**WHAT YOU SHOULD DO**
Write out each line exactly as it stands, please.

**PROVIDED DATA**
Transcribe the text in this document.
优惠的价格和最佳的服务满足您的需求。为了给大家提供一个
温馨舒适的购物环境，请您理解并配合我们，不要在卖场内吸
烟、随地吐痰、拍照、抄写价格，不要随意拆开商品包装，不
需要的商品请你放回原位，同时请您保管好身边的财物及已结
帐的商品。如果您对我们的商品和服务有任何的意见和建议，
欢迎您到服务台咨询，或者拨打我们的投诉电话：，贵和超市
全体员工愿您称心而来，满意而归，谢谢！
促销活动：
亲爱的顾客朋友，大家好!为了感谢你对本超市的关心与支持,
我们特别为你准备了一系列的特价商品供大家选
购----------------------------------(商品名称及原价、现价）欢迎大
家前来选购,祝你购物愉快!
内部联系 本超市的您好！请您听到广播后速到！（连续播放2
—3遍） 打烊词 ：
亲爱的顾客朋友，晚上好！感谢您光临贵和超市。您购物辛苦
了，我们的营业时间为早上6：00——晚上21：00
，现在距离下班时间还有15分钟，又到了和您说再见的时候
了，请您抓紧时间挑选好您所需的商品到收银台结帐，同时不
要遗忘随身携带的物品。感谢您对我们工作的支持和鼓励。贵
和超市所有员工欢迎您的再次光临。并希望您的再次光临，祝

**WORKED SOLUTION**
Transcribe the text in this document.
优惠的价格和最佳的服务满足您的需求。为了给大家提供一个
温馨舒适的购物环境，请您理解并配合我们，不要在卖场内吸
烟、随地吐痰、拍照、抄写价格，不要随意拆开商品包装，不
需要的商品请你放回原位，同时请您保管好身边的财物及已结
帐的商品。如果您对我们的商品和服务有任何的意见和建议，
欢迎您到服务台咨询，或者拨打我们的投诉电话：，贵和超市
全体员工愿您称心而来，满意而归，谢谢！
促销活动：
亲爱的顾客朋友，大家好!为了感谢你对本超市的关心与支持,
我们特别为你准备了一系列的特价商品供大家选
购----------------------------------(商品名称及原价、现价）欢迎大
家前来选购,祝你购物愉快!
内部联系 本超市的您好！请您听到广播后速到！（连续播放2
—3遍） 打烊词 ：
亲爱的顾客朋友，晚上好！感谢您光临贵和超市。您购物辛苦
了，我们的营业时间为早上6：00——晚上21：00
，现在距离下班时间还有15分钟，又到了和您说再见的时候
了，请您抓紧时间挑选好您所需的商品到收银台结帐，同时不
要遗忘随身携带的物品。感谢您对我们工作的支持和鼓励。贵
和超市所有员工欢迎您的再次光临。并希望您的再次光临，祝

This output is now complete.